WHAT IS REQUIRED
Collect all the lines that mention the word "opportunities".

GIVEN RECORDS

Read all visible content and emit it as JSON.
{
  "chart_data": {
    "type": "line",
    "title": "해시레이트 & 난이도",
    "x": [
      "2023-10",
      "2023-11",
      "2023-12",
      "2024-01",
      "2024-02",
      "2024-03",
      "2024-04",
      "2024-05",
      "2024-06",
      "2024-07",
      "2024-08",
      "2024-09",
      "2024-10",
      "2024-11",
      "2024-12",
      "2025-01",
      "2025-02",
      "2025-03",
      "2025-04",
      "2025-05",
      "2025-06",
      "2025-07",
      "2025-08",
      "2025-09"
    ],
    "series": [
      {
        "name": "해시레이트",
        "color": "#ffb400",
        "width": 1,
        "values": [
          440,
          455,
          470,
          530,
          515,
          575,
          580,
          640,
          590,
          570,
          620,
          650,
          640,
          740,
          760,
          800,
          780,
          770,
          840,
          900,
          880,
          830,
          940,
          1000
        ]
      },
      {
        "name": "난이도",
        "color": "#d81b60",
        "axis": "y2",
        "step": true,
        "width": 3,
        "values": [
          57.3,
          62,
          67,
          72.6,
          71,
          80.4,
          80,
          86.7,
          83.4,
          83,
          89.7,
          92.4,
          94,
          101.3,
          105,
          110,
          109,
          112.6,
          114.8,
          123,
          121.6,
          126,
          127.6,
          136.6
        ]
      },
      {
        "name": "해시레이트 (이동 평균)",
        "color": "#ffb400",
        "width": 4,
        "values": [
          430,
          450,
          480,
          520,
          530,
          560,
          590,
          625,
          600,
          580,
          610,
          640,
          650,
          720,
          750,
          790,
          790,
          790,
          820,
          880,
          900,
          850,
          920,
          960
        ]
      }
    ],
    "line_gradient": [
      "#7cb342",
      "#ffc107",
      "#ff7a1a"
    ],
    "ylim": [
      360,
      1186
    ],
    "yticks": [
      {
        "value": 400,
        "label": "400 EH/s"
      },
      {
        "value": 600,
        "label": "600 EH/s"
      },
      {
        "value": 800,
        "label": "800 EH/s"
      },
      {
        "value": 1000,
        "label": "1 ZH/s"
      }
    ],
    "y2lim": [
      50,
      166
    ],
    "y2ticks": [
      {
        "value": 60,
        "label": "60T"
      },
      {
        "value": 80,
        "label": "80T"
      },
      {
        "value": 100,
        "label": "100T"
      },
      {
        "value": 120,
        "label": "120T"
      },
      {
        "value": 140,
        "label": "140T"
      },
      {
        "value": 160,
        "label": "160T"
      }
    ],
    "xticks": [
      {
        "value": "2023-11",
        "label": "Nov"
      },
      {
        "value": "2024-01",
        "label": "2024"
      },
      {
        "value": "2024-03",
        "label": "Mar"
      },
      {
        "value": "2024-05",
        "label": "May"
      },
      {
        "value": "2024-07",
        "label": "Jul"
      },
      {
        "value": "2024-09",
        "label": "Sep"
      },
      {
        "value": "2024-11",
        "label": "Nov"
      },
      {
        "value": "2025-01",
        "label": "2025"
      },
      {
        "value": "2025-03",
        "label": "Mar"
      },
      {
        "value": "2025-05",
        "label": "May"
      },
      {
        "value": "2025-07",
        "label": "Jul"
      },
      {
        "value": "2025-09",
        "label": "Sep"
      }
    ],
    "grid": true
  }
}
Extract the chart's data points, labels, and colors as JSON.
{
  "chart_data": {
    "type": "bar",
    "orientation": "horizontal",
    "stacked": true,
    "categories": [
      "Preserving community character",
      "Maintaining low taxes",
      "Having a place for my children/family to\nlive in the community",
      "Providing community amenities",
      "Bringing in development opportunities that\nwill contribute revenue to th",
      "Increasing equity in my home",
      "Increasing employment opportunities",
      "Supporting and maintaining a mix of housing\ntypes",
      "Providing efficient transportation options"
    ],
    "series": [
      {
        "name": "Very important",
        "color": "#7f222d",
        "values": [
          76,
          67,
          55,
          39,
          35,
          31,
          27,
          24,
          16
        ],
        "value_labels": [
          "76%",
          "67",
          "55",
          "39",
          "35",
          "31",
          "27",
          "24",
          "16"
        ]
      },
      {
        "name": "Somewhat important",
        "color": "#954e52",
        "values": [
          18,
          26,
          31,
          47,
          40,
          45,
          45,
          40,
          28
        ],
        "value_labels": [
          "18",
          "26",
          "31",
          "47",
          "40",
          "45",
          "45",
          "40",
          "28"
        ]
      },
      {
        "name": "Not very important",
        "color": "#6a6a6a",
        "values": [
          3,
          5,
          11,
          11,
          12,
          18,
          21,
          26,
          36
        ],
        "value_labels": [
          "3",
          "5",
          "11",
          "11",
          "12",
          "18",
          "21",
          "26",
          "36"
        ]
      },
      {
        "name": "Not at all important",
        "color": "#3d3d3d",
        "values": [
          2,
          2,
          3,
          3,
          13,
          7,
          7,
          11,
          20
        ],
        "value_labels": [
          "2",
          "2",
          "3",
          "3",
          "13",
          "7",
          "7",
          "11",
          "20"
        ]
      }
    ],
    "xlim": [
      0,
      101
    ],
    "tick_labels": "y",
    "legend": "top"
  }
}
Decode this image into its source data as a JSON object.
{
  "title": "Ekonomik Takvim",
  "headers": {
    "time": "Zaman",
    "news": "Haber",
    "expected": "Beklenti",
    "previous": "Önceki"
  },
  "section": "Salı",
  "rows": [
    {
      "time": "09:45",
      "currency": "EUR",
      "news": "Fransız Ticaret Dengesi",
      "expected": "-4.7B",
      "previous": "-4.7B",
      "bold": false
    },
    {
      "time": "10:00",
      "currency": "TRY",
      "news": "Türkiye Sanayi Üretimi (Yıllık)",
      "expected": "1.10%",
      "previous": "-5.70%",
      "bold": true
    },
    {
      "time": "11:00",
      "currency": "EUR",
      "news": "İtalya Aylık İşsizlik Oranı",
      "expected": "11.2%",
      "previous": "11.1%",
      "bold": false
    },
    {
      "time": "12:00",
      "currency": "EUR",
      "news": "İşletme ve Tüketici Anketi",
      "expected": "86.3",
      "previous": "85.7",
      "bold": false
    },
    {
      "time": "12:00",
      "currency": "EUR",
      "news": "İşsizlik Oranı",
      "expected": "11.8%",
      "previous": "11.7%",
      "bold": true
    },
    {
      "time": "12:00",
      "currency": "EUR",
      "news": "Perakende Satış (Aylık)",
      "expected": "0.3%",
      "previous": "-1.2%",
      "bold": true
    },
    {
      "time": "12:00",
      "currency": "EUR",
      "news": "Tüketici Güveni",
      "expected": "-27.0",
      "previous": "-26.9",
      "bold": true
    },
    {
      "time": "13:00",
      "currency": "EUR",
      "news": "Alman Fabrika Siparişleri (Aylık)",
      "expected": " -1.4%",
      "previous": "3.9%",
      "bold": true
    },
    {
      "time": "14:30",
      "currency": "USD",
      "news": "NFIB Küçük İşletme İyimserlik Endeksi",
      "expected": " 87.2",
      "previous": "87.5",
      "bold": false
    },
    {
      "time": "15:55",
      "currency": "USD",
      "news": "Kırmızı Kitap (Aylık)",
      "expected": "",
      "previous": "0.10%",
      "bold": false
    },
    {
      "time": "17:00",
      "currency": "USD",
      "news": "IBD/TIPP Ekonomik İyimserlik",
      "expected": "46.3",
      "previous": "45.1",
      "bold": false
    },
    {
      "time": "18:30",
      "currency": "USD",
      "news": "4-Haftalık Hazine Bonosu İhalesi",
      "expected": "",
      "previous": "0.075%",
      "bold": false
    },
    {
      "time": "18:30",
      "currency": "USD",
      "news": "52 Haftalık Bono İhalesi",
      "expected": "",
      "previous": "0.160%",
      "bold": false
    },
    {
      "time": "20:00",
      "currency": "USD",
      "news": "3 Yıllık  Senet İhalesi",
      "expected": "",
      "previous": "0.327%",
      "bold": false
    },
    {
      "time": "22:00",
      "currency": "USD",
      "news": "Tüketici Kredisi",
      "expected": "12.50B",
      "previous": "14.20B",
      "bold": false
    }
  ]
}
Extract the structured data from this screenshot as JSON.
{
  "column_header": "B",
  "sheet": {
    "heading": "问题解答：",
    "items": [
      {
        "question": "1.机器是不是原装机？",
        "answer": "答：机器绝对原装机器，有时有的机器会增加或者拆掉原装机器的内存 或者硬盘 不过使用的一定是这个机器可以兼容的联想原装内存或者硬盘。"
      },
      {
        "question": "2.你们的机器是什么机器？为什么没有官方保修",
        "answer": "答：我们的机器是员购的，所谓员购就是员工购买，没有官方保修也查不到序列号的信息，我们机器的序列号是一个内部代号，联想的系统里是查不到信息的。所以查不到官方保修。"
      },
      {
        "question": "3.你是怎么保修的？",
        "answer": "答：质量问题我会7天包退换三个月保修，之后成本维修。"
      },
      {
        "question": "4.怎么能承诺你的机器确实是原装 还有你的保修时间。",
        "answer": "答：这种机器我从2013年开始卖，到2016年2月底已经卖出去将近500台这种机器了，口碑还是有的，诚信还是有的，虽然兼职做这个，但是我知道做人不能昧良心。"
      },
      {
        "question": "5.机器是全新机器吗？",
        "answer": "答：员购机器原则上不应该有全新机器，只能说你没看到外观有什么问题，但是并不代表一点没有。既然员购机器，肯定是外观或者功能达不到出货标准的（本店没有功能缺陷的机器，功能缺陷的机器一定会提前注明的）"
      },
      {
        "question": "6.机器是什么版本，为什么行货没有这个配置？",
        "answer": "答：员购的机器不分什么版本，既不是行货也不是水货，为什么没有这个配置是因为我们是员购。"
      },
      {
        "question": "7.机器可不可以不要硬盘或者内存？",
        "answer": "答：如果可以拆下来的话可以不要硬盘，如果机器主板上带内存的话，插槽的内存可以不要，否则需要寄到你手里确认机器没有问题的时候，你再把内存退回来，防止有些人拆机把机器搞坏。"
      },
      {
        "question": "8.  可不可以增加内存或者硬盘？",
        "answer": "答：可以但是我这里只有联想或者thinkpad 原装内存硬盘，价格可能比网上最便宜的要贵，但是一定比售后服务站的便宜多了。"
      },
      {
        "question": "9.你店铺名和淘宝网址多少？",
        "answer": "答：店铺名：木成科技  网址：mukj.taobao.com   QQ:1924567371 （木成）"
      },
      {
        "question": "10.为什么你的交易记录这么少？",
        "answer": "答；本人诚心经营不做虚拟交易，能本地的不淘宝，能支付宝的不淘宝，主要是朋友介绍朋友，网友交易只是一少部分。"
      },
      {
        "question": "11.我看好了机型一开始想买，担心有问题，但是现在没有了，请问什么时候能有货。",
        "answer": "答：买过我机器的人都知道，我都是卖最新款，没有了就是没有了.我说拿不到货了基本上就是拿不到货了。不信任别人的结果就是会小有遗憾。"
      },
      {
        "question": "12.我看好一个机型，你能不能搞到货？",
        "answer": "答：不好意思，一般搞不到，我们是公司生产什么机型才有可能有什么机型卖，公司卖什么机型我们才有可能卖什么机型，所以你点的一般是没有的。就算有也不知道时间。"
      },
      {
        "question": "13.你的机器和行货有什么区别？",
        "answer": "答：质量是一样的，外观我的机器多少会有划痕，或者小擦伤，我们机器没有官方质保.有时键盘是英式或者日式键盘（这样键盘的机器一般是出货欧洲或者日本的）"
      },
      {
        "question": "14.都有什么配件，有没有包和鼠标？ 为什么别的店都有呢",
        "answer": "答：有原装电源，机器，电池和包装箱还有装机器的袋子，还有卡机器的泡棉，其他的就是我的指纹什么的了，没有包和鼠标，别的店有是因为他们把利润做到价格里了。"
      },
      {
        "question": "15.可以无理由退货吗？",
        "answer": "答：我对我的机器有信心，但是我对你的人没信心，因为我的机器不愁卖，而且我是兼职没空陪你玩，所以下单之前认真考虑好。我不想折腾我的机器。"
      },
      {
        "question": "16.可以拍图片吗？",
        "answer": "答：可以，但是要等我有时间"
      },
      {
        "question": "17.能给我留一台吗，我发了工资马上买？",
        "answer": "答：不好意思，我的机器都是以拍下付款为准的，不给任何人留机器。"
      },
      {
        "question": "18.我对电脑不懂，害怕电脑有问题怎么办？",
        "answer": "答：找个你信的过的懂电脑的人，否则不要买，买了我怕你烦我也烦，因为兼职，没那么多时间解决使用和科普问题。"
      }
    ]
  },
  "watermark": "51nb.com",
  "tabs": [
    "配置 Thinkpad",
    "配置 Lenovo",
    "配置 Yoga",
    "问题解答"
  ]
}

RESULT BELOW
      "Bringing in development opportunities that\nwill contribute revenue to th",
      "Increasing employment opportunities",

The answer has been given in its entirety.